(Figure dataset records)

....................

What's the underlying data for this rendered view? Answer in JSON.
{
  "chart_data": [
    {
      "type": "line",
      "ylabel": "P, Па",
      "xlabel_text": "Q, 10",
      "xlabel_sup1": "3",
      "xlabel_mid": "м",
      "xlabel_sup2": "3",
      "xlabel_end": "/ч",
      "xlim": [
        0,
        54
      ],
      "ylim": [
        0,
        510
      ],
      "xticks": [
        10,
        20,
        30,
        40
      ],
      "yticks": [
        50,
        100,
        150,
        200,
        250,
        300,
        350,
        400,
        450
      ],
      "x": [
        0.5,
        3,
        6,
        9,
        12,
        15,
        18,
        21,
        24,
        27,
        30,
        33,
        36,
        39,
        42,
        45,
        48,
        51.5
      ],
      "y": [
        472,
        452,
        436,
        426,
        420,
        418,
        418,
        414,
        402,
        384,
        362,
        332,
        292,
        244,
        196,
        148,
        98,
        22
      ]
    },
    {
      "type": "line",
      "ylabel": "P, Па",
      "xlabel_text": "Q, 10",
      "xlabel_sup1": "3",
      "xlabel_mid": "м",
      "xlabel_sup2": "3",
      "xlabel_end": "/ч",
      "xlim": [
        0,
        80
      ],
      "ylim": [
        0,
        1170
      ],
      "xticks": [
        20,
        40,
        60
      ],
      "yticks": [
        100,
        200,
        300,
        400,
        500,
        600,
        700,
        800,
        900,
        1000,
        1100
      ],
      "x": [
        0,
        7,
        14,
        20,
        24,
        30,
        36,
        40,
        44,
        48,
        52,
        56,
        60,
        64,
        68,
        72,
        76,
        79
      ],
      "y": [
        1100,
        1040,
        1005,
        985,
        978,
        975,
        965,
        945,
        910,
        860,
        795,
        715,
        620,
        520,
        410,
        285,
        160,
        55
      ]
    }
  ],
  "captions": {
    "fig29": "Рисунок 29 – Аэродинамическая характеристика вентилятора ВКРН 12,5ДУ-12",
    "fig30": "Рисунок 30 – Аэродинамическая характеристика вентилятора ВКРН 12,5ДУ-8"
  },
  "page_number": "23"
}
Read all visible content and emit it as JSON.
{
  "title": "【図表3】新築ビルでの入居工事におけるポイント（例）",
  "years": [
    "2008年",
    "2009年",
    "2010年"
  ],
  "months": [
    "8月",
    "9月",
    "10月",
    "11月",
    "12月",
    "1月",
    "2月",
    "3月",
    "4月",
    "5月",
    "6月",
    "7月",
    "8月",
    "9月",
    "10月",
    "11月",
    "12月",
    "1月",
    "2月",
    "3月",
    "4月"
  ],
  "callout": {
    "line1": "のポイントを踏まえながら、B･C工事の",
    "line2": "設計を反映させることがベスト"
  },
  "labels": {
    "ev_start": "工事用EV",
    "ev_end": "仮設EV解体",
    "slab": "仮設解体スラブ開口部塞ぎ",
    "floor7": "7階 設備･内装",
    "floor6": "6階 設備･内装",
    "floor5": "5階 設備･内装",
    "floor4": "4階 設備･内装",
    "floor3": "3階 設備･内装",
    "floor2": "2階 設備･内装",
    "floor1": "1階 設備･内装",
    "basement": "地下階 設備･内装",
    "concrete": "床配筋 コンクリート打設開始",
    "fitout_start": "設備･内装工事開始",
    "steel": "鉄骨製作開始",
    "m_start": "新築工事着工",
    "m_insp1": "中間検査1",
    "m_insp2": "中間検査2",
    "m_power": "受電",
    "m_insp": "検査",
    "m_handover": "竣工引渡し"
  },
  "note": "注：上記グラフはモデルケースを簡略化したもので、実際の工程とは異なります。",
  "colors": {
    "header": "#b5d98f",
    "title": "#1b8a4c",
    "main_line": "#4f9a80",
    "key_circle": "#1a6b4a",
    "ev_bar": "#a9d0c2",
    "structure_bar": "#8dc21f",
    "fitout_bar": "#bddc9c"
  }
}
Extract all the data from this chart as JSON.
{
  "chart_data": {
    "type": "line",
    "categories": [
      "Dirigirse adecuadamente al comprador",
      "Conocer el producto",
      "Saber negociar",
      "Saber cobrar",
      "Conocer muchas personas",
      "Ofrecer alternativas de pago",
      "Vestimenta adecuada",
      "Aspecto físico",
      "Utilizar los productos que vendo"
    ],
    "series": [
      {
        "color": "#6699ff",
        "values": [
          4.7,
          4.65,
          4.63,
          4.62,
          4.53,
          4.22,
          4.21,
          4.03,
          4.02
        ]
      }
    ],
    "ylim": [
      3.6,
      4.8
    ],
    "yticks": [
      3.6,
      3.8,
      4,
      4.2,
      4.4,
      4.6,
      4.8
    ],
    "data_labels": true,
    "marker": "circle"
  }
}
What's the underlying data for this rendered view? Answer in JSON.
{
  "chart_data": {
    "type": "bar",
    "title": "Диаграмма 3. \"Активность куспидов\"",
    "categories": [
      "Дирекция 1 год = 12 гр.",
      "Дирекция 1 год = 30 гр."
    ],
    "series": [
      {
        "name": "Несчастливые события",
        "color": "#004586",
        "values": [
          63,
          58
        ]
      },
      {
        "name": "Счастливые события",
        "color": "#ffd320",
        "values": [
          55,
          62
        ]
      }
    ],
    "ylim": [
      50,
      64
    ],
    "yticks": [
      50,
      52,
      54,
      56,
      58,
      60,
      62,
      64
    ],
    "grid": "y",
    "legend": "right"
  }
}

....................

Above are the records; retype every one exactly.

What's the underlying data for this rendered view? Answer in JSON.
{
  "chart_data": [
    {
      "type": "line",
      "ylabel": "P, Па",
      "xlabel_text": "Q, 10",
      "xlabel_sup1": "3",
      "xlabel_mid": "м",
      "xlabel_sup2": "3",
      "xlabel_end": "/ч",
      "xlim": [
        0,
        54
      ],
      "ylim": [
        0,
        510
      ],
      "xticks": [
        10,
        20,
        30,
        40
      ],
      "yticks": [
        50,
        100,
        150,
        200,
        250,
        300,
        350,
        400,
        450
      ],
      "x": [
        0.5,
        3,
        6,
        9,
        12,
        15,
        18,
        21,
        24,
        27,
        30,
        33,
        36,
        39,
        42,
        45,
        48,
        51.5
      ],
      "y": [
        472,
        452,
        436,
        426,
        420,
        418,
        418,
        414,
        402,
        384,
        362,
        332,
        292,
        244,
        196,
        148,
        98,
        22
      ]
    },
    {
      "type": "line",
      "ylabel": "P, Па",
      "xlabel_text": "Q, 10",
      "xlabel_sup1": "3",
      "xlabel_mid": "м",
      "xlabel_sup2": "3",
      "xlabel_end": "/ч",
      "xlim": [
        0,
        80
      ],
      "ylim": [
        0,
        1170
      ],
      "xticks": [
        20,
        40,
        60
      ],
      "yticks": [
        100,
        200,
        300,
        400,
        500,
        600,
        700,
        800,
        900,
        1000,
        1100
      ],
      "x": [
        0,
        7,
        14,
        20,
        24,
        30,
        36,
        40,
        44,
        48,
        52,
        56,
        60,
        64,
        68,
        72,
        76,
        79
      ],
      "y": [
        1100,
        1040,
        1005,
        985,
        978,
        975,
        965,
        945,
        910,
        860,
        795,
        715,
        620,
        520,
        410,
        285,
        160,
        55
      ]
    }
  ],
  "captions": {
    "fig29": "Рисунок 29 – Аэродинамическая характеристика вентилятора ВКРН 12,5ДУ-12",
    "fig30": "Рисунок 30 – Аэродинамическая характеристика вентилятора ВКРН 12,5ДУ-8"
  },
  "page_number": "23"
}
Read all visible content and emit it as JSON.
{
  "title": "【図表3】新築ビルでの入居工事におけるポイント（例）",
  "years": [
    "2008年",
    "2009年",
    "2010年"
  ],
  "months": [
    "8月",
    "9月",
    "10月",
    "11月",
    "12月",
    "1月",
    "2月",
    "3月",
    "4月",
    "5月",
    "6月",
    "7月",
    "8月",
    "9月",
    "10月",
    "11月",
    "12月",
    "1月",
    "2月",
    "3月",
    "4月"
  ],
  "callout": {
    "line1": "のポイントを踏まえながら、B･C工事の",
    "line2": "設計を反映させることがベスト"
  },
  "labels": {
    "ev_start": "工事用EV",
    "ev_end": "仮設EV解体",
    "slab": "仮設解体スラブ開口部塞ぎ",
    "floor7": "7階 設備･内装",
    "floor6": "6階 設備･内装",
    "floor5": "5階 設備･内装",
    "floor4": "4階 設備･内装",
    "floor3": "3階 設備･内装",
    "floor2": "2階 設備･内装",
    "floor1": "1階 設備･内装",
    "basement": "地下階 設備･内装",
    "concrete": "床配筋 コンクリート打設開始",
    "fitout_start": "設備･内装工事開始",
    "steel": "鉄骨製作開始",
    "m_start": "新築工事着工",
    "m_insp1": "中間検査1",
    "m_insp2": "中間検査2",
    "m_power": "受電",
    "m_insp": "検査",
    "m_handover": "竣工引渡し"
  },
  "note": "注：上記グラフはモデルケースを簡略化したもので、実際の工程とは異なります。",
  "colors": {
    "header": "#b5d98f",
    "title": "#1b8a4c",
    "main_line": "#4f9a80",
    "key_circle": "#1a6b4a",
    "ev_bar": "#a9d0c2",
    "structure_bar": "#8dc21f",
    "fitout_bar": "#bddc9c"
  }
}
Extract all the data from this chart as JSON.
{
  "chart_data": {
    "type": "line",
    "categories": [
      "Dirigirse adecuadamente al comprador",
      "Conocer el producto",
      "Saber negociar",
      "Saber cobrar",
      "Conocer muchas personas",
      "Ofrecer alternativas de pago",
      "Vestimenta adecuada",
      "Aspecto físico",
      "Utilizar los productos que vendo"
    ],
    "series": [
      {
        "color": "#6699ff",
        "values": [
          4.7,
          4.65,
          4.63,
          4.62,
          4.53,
          4.22,
          4.21,
          4.03,
          4.02
        ]
      }
    ],
    "ylim": [
      3.6,
      4.8
    ],
    "yticks": [
      3.6,
      3.8,
      4,
      4.2,
      4.4,
      4.6,
      4.8
    ],
    "data_labels": true,
    "marker": "circle"
  }
}
What's the underlying data for this rendered view? Answer in JSON.
{
  "chart_data": {
    "type": "bar",
    "title": "Диаграмма 3. \"Активность куспидов\"",
    "categories": [
      "Дирекция 1 год = 12 гр.",
      "Дирекция 1 год = 30 гр."
    ],
    "series": [
      {
        "name": "Несчастливые события",
        "color": "#004586",
        "values": [
          63,
          58
        ]
      },
      {
        "name": "Счастливые события",
        "color": "#ffd320",
        "values": [
          55,
          62
        ]
      }
    ],
    "ylim": [
      50,
      64
    ],
    "yticks": [
      50,
      52,
      54,
      56,
      58,
      60,
      62,
      64
    ],
    "grid": "y",
    "legend": "right"
  }
}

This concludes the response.